- _Exercise goal_
Across the listing below, count the lines that mention the string "label". Reply with the figure only.

[Stored data]
>>>

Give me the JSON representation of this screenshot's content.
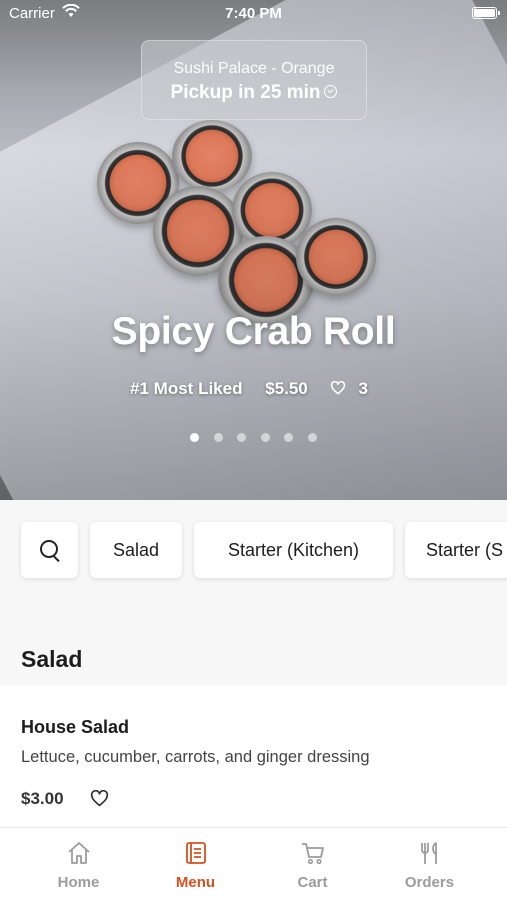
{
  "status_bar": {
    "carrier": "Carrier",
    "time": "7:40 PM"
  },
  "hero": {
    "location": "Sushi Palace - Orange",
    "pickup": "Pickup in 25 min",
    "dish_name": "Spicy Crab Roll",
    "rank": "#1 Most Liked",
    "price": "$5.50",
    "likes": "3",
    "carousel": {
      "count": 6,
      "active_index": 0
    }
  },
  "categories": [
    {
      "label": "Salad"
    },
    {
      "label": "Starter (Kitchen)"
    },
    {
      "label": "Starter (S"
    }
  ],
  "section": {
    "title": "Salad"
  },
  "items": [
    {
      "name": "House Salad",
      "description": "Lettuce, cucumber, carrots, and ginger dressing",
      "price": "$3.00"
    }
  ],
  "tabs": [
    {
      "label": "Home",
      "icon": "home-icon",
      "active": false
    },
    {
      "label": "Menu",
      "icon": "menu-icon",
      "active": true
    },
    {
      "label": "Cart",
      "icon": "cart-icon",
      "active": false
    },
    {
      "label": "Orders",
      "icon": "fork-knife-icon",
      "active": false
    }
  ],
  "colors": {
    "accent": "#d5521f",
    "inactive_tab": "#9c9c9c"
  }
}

<<<

- _Written response_
7